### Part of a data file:
====

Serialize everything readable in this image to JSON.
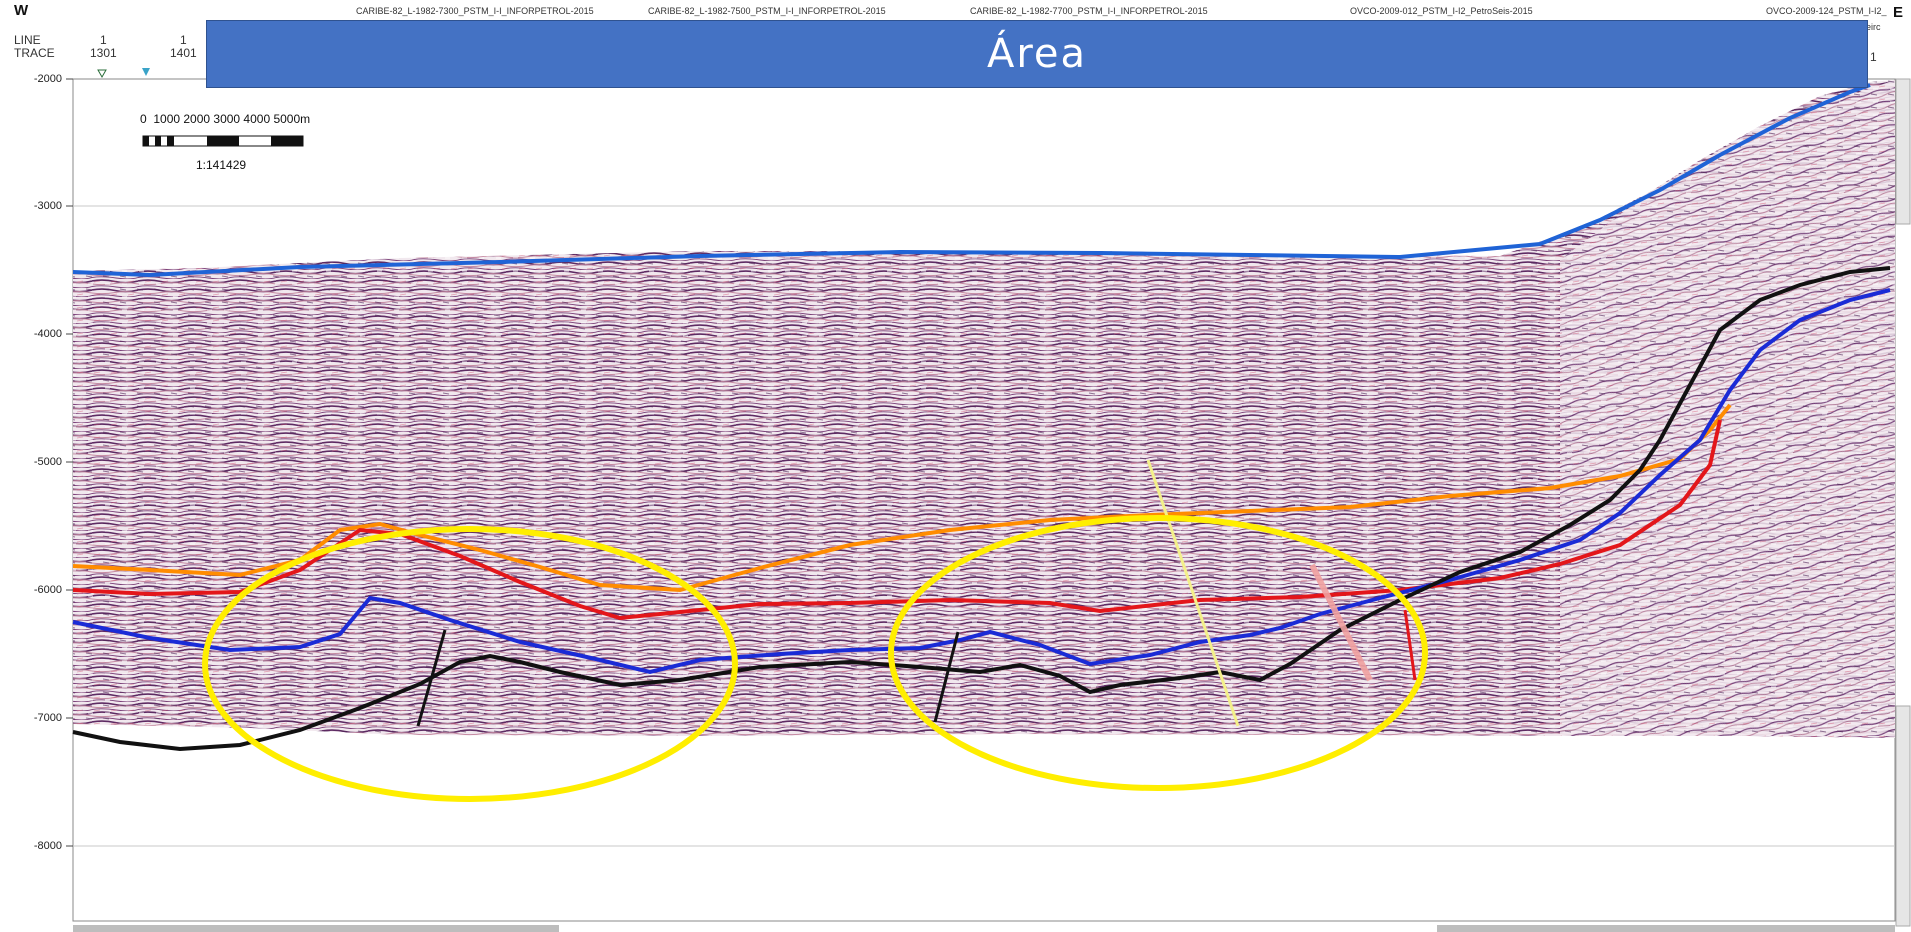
{
  "compass": {
    "west": "W",
    "east": "E"
  },
  "header": {
    "line_label": "LINE",
    "trace_label": "TRACE",
    "line_value_1": "1",
    "trace_value_1": "1301",
    "line_value_2": "1",
    "trace_value_2": "1401",
    "right_trace": "1",
    "right_extra": "eirc",
    "line_names": [
      "CARIBE-82_L-1982-7300_PSTM_I-I_INFORPETROL-2015",
      "CARIBE-82_L-1982-7500_PSTM_I-I_INFORPETROL-2015",
      "CARIBE-82_L-1982-7700_PSTM_I-I_INFORPETROL-2015",
      "OVCO-2009-012_PSTM_I-I2_PetroSeis-2015",
      "OVCO-2009-124_PSTM_I-I2_"
    ]
  },
  "banner": {
    "title": "Área"
  },
  "scale_bar": {
    "labels": "0  1000 2000 3000 4000 5000m",
    "ratio": "1:141429"
  },
  "y_axis": {
    "ticks": [
      "-2000",
      "-3000",
      "-4000",
      "-5000",
      "-6000",
      "-7000",
      "-8000"
    ]
  },
  "colors": {
    "banner": "#4472c4",
    "seafloor_horizon": "#1f63d6",
    "orange_horizon": "#ff8c00",
    "red_horizon": "#e3161a",
    "blue_horizon": "#1a2bd6",
    "black_horizon": "#111111",
    "highlight_ellipse": "#ffee00",
    "fault_yellow": "#f3f08a",
    "fault_pink": "#f0a0a0"
  }
}
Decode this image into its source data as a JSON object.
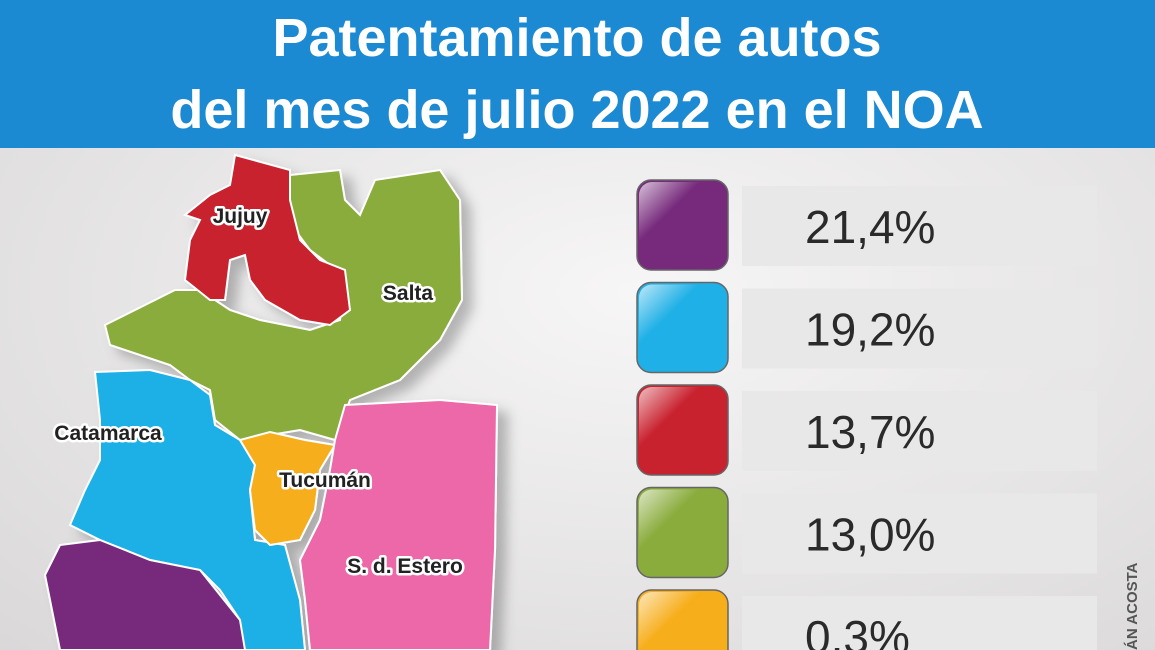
{
  "header": {
    "title": [
      "Patentamiento de autos",
      "del mes de julio 2022 en el NOA"
    ]
  },
  "map": {
    "regions": [
      "Jujuy",
      "Salta",
      "Catamarca",
      "Tucumán",
      "S. d. Estero"
    ]
  },
  "legend": [
    "21,4%",
    "19,2%",
    "13,7%",
    "13,0%",
    "0,3%"
  ],
  "credit": "ÁN ACOSTA"
}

====

### Task to complete:
Restate each of the entries above word for word and skip every image.

### Problem solution:
Serialize everything readable in this image to JSON.
{
  "compass": {
    "west": "W",
    "east": "E"
  },
  "header": {
    "line_label": "LINE",
    "trace_label": "TRACE",
    "line_value_1": "1",
    "trace_value_1": "1301",
    "line_value_2": "1",
    "trace_value_2": "1401",
    "right_trace": "1",
    "right_extra": "eirc",
    "line_names": [
      "CARIBE-82_L-1982-7300_PSTM_I-I_INFORPETROL-2015",
      "CARIBE-82_L-1982-7500_PSTM_I-I_INFORPETROL-2015",
      "CARIBE-82_L-1982-7700_PSTM_I-I_INFORPETROL-2015",
      "OVCO-2009-012_PSTM_I-I2_PetroSeis-2015",
      "OVCO-2009-124_PSTM_I-I2_"
    ]
  },
  "banner": {
    "title": "Área"
  },
  "scale_bar": {
    "labels": "0  1000 2000 3000 4000 5000m",
    "ratio": "1:141429"
  },
  "y_axis": {
    "ticks": [
      "-2000",
      "-3000",
      "-4000",
      "-5000",
      "-6000",
      "-7000",
      "-8000"
    ]
  },
  "colors": {
    "banner": "#4472c4",
    "seafloor_horizon": "#1f63d6",
    "orange_horizon": "#ff8c00",
    "red_horizon": "#e3161a",
    "blue_horizon": "#1a2bd6",
    "black_horizon": "#111111",
    "highlight_ellipse": "#ffee00",
    "fault_yellow": "#f3f08a",
    "fault_pink": "#f0a0a0"
  }
}
Decode this image into its source data as a JSON object.
{
  "header": {
    "title": [
      "Patentamiento de autos",
      "del mes de julio 2022 en el NOA"
    ]
  },
  "map": {
    "regions": [
      "Jujuy",
      "Salta",
      "Catamarca",
      "Tucumán",
      "S. d. Estero"
    ]
  },
  "legend": [
    "21,4%",
    "19,2%",
    "13,7%",
    "13,0%",
    "0,3%"
  ],
  "credit": "ÁN ACOSTA"
}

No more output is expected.